Work to complete: Go through the material below and count the lines with the string "brush"; the number is the whole answer.

Records supplied:
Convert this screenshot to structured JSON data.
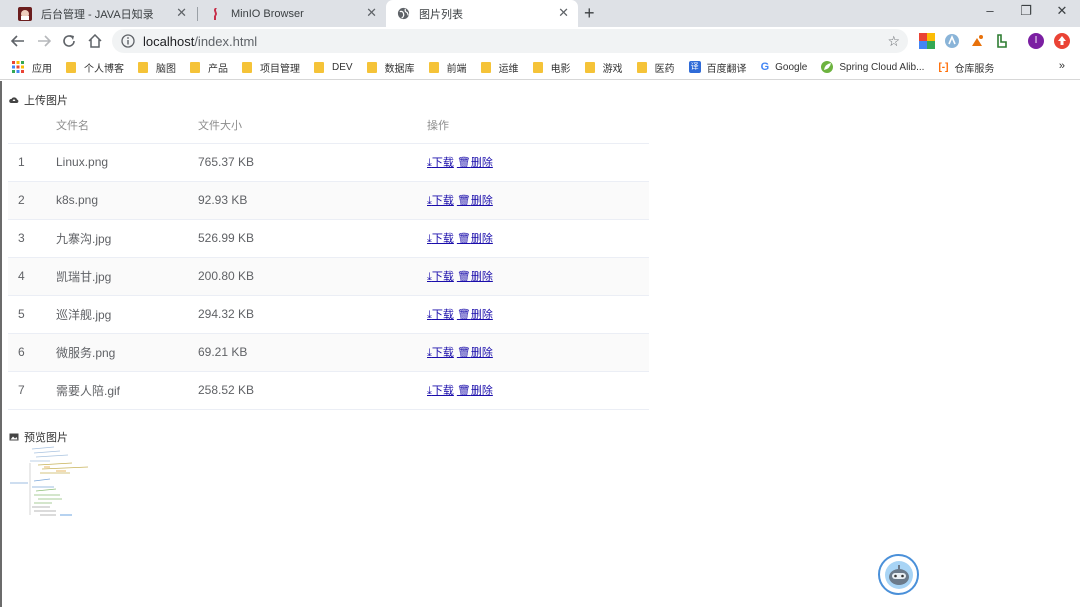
{
  "browser": {
    "tabs": [
      {
        "title": "后台管理 - JAVA日知录",
        "active": false
      },
      {
        "title": "MinIO Browser",
        "active": false
      },
      {
        "title": "图片列表",
        "active": true
      }
    ],
    "new_tab": "+",
    "window_controls": {
      "minimize": "–",
      "restore": "❐",
      "close": "✕"
    },
    "address": {
      "host": "localhost",
      "path": "/index.html"
    },
    "bookmarks": [
      {
        "label": "应用",
        "type": "apps"
      },
      {
        "label": "个人博客",
        "type": "folder"
      },
      {
        "label": "脑图",
        "type": "folder"
      },
      {
        "label": "产品",
        "type": "folder"
      },
      {
        "label": "项目管理",
        "type": "folder"
      },
      {
        "label": "DEV",
        "type": "folder"
      },
      {
        "label": "数据库",
        "type": "folder"
      },
      {
        "label": "前端",
        "type": "folder"
      },
      {
        "label": "运维",
        "type": "folder"
      },
      {
        "label": "电影",
        "type": "folder"
      },
      {
        "label": "游戏",
        "type": "folder"
      },
      {
        "label": "医药",
        "type": "folder"
      },
      {
        "label": "百度翻译",
        "type": "translate"
      },
      {
        "label": "Google",
        "type": "google"
      },
      {
        "label": "Spring Cloud Alib...",
        "type": "spring"
      },
      {
        "label": "仓库服务",
        "type": "aliyun"
      }
    ],
    "bookmarks_more": "»",
    "profile_initial": "I"
  },
  "upload": {
    "title": "上传图片",
    "columns": {
      "index": "",
      "name": "文件名",
      "size": "文件大小",
      "ops": "操作"
    },
    "download_label": "下载",
    "delete_label": "删除",
    "files": [
      {
        "index": "1",
        "name": "Linux.png",
        "size": "765.37 KB"
      },
      {
        "index": "2",
        "name": "k8s.png",
        "size": "92.93 KB"
      },
      {
        "index": "3",
        "name": "九寨沟.jpg",
        "size": "526.99 KB"
      },
      {
        "index": "4",
        "name": "凯瑞甘.jpg",
        "size": "200.80 KB"
      },
      {
        "index": "5",
        "name": "巡洋舰.jpg",
        "size": "294.32 KB"
      },
      {
        "index": "6",
        "name": "微服务.png",
        "size": "69.21 KB"
      },
      {
        "index": "7",
        "name": "需要人陪.gif",
        "size": "258.52 KB"
      }
    ]
  },
  "preview": {
    "title": "预览图片"
  },
  "colors": {
    "accent": "#1a0dab",
    "folder": "#f5c338",
    "chrome": "#dee1e6"
  }
}
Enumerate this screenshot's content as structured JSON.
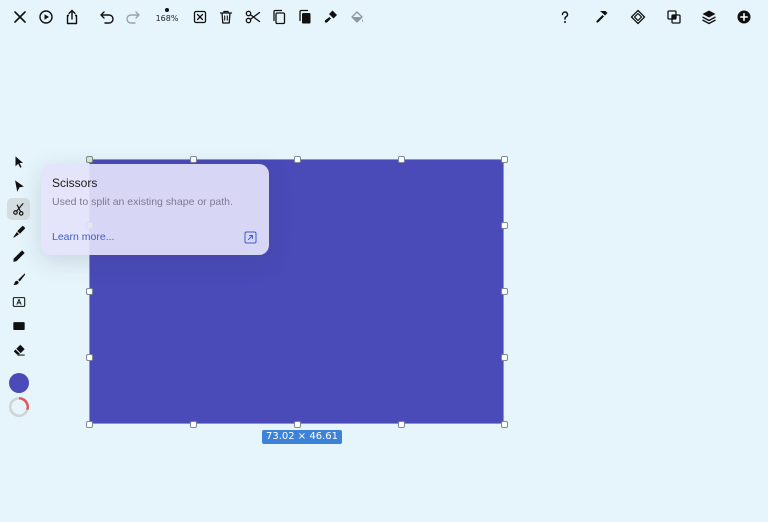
{
  "toolbar": {
    "left_buttons": [
      {
        "name": "close-button",
        "icon": "close-icon"
      },
      {
        "name": "play-button",
        "icon": "play-circle-icon"
      },
      {
        "name": "share-button",
        "icon": "share-icon"
      }
    ],
    "history_buttons": [
      {
        "name": "undo-button",
        "icon": "undo-icon"
      },
      {
        "name": "redo-button",
        "icon": "redo-icon"
      }
    ],
    "zoom_label": "168%",
    "edit_buttons": [
      {
        "name": "deselect-button",
        "icon": "deselect-icon"
      },
      {
        "name": "delete-button",
        "icon": "trash-icon"
      },
      {
        "name": "cut-button",
        "icon": "scissors-icon"
      },
      {
        "name": "copy-button",
        "icon": "copy-icon"
      },
      {
        "name": "paste-button",
        "icon": "paste-icon"
      },
      {
        "name": "style-copy-button",
        "icon": "paint-brush-icon"
      },
      {
        "name": "style-paste-button",
        "icon": "paint-bucket-icon"
      }
    ],
    "right_buttons": [
      {
        "name": "help-button",
        "icon": "question-icon"
      },
      {
        "name": "inspector-button",
        "icon": "hammer-icon"
      },
      {
        "name": "arrange-button",
        "icon": "diamond-icon"
      },
      {
        "name": "boolean-button",
        "icon": "squares-overlap-icon"
      },
      {
        "name": "layers-button",
        "icon": "layers-icon"
      },
      {
        "name": "add-button",
        "icon": "plus-circle-icon"
      }
    ]
  },
  "tools": [
    {
      "name": "select-tool",
      "icon": "arrow-pointer-icon",
      "active": false
    },
    {
      "name": "direct-select-tool",
      "icon": "arrow-solid-icon",
      "active": false
    },
    {
      "name": "scissors-tool",
      "icon": "scissors-icon",
      "active": true
    },
    {
      "name": "pen-tool",
      "icon": "pen-nib-icon",
      "active": false
    },
    {
      "name": "pencil-tool",
      "icon": "pencil-icon",
      "active": false
    },
    {
      "name": "brush-tool",
      "icon": "brush-icon",
      "active": false
    },
    {
      "name": "text-tool",
      "icon": "text-box-icon",
      "active": false
    },
    {
      "name": "rectangle-tool",
      "icon": "rectangle-icon",
      "active": false
    },
    {
      "name": "eraser-tool",
      "icon": "eraser-icon",
      "active": false
    }
  ],
  "colors": {
    "fill": "#4a4ab8",
    "stroke_ring": [
      "#e05a5a",
      "#cfd4d8"
    ],
    "accent": "#3b82d8",
    "selection_border": "#5fb39a",
    "link": "#3d5fc9"
  },
  "tooltip": {
    "title": "Scissors",
    "description": "Used to split an existing shape or path.",
    "link_label": "Learn more...",
    "link_icon": "external-link-icon"
  },
  "selection": {
    "dimensions_label": "73.02 × 46.61"
  }
}
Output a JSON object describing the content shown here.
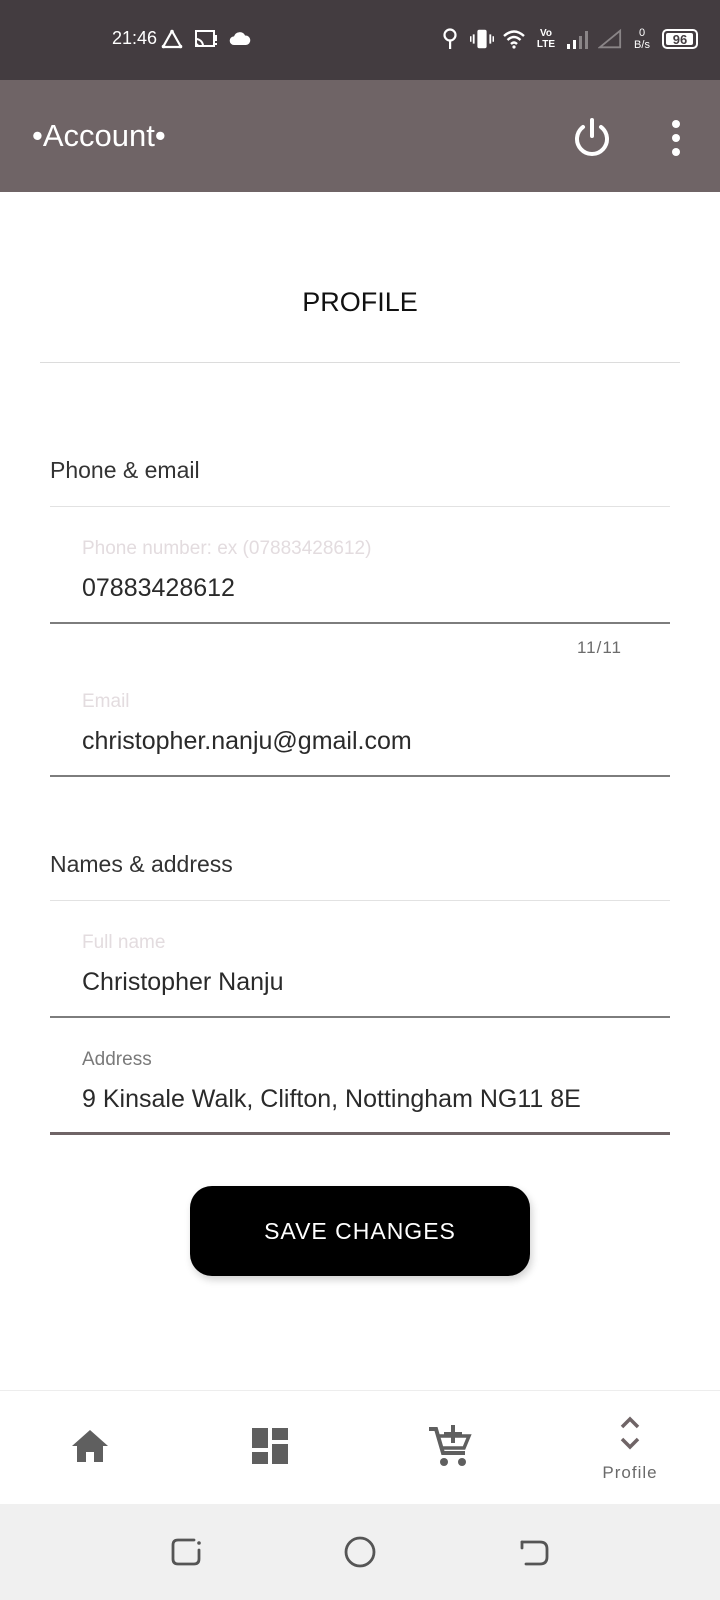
{
  "status_bar": {
    "time": "21:46",
    "left_icons": [
      "warning-triangle-icon",
      "screen-cast-icon",
      "cloud-icon"
    ],
    "right_icons": [
      "location-pin-icon",
      "vibrate-icon",
      "wifi-icon",
      "volte-icon",
      "signal-icon",
      "no-signal-icon"
    ],
    "volte_top": "Vo",
    "volte_bottom": "LTE",
    "net_speed_value": "0",
    "net_speed_unit": "B/s",
    "battery": "96",
    "battery_level": 0.96
  },
  "app_bar": {
    "title": "•Account•",
    "power_icon": "power-icon",
    "more_icon": "more-vert-icon",
    "background": "#6f6466"
  },
  "page": {
    "title": "PROFILE"
  },
  "phone_email": {
    "label": "Phone & email",
    "phone": {
      "label": "Phone number: ex (07883428612)",
      "value": "07883428612",
      "counter": "11/11"
    },
    "email": {
      "label": "Email",
      "value": "christopher.nanju@gmail.com"
    }
  },
  "names_address": {
    "label": "Names & address",
    "full_name": {
      "label": "Full name",
      "value": "Christopher Nanju"
    },
    "address": {
      "label": "Address",
      "value": "9 Kinsale Walk, Clifton, Nottingham NG11 8E"
    }
  },
  "save_button": {
    "label": "SAVE CHANGES"
  },
  "bottom_nav": {
    "items": [
      {
        "icon": "home-icon",
        "label": ""
      },
      {
        "icon": "dashboard-icon",
        "label": ""
      },
      {
        "icon": "add-to-cart-icon",
        "label": ""
      },
      {
        "icon": "unfold-icon",
        "label": "Profile"
      }
    ]
  },
  "system_nav": {
    "icons": [
      "recent-apps-icon",
      "home-circle-icon",
      "back-icon"
    ]
  }
}
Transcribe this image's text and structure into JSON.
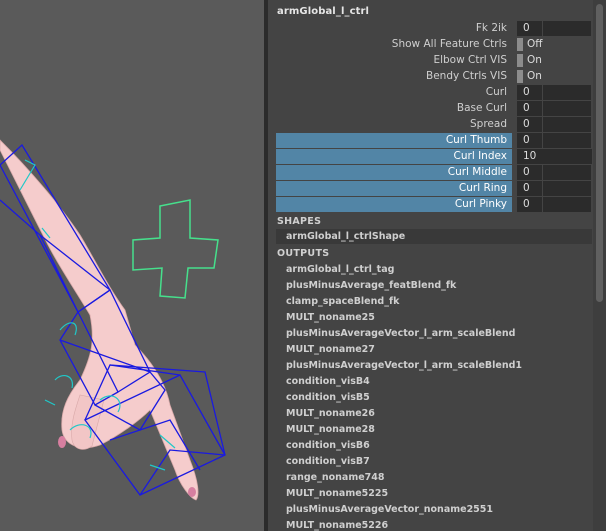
{
  "node_title": "armGlobal_l_ctrl",
  "toggle_attrs": [
    {
      "label": "Show All Feature Ctrls",
      "value": "Off"
    },
    {
      "label": "Elbow Ctrl VIS",
      "value": "On"
    },
    {
      "label": "Bendy Ctrls VIS",
      "value": "On"
    }
  ],
  "numeric_attrs": [
    {
      "label": "Fk 2ik",
      "value": "0"
    },
    {
      "label": "Curl",
      "value": "0"
    },
    {
      "label": "Base Curl",
      "value": "0"
    },
    {
      "label": "Spread",
      "value": "0"
    },
    {
      "label": "Curl Thumb",
      "value": "0"
    },
    {
      "label": "Curl Index",
      "value": "10"
    },
    {
      "label": "Curl Middle",
      "value": "0"
    },
    {
      "label": "Curl Ring",
      "value": "0"
    },
    {
      "label": "Curl Pinky",
      "value": "0"
    }
  ],
  "shapes": {
    "heading": "SHAPES",
    "items": [
      "armGlobal_l_ctrlShape"
    ]
  },
  "outputs": {
    "heading": "OUTPUTS",
    "items": [
      "armGlobal_l_ctrl_tag",
      "plusMinusAverage_featBlend_fk",
      "clamp_spaceBlend_fk",
      "MULT_noname25",
      "plusMinusAverageVector_l_arm_scaleBlend",
      "MULT_noname27",
      "plusMinusAverageVector_l_arm_scaleBlend1",
      "condition_visB4",
      "condition_visB5",
      "MULT_noname26",
      "MULT_noname28",
      "condition_visB6",
      "condition_visB7",
      "range_noname748",
      "MULT_noname5225",
      "plusMinusAverageVector_noname2551",
      "MULT_noname5226"
    ]
  },
  "colors": {
    "highlight": "#5285a6",
    "panel_bg": "#444444",
    "viewport_bg": "#5a5a5a",
    "wireframe": "#1a1ae0",
    "control_curve": "#46e08c",
    "skin": "#f6cdcd",
    "joint_curve": "#20c8c8"
  },
  "icons": {
    "viewport": "3d-hand-model",
    "control": "plus-control-curve"
  }
}
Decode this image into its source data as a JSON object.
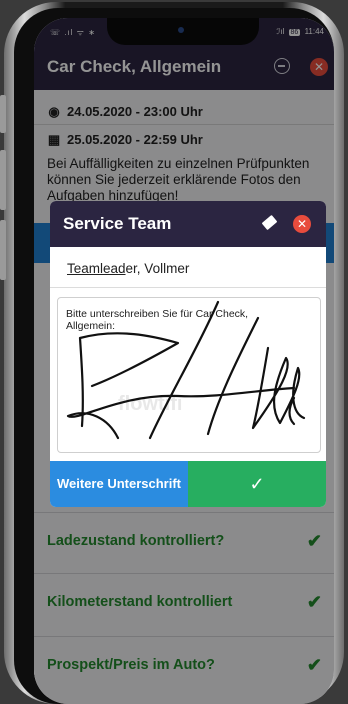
{
  "status_bar": {
    "left": "☏ .ıl ᯤ ∗",
    "right_signal": "ℐıl",
    "battery": "86",
    "time": "11:44"
  },
  "header": {
    "title": "Car Check, Allgemein"
  },
  "info": {
    "start_icon": "◉",
    "start_date": "24.05.2020 - 23:00 Uhr",
    "end_icon": "▦",
    "end_date": "25.05.2020 - 22:59 Uhr",
    "note": "Bei Auffälligkeiten zu einzelnen Prüfpunkten können Sie jederzeit erklärende Fotos den Aufgaben hinzufügen!"
  },
  "dialog": {
    "title": "Service Team",
    "name_underlined": "Teamlead",
    "name_rest": "er, Vollmer",
    "sign_prompt": "Bitte unterschreiben Sie für Car Check, Allgemein:",
    "watermark": "flowtifi",
    "more_button": "Weitere Unterschrift",
    "ok_button": "✓"
  },
  "checklist": [
    {
      "label": "Ladezustand kontrolliert?",
      "check": "✔"
    },
    {
      "label": "Kilometerstand kontrolliert",
      "check": "✔"
    },
    {
      "label": "Prospekt/Preis im Auto?",
      "check": "✔"
    }
  ],
  "colors": {
    "header": "#2b2541",
    "accent_green": "#23892d",
    "blue": "#2b8ce0",
    "ok_green": "#27ae60",
    "close_red": "#e84c3d"
  }
}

Complete answer: 3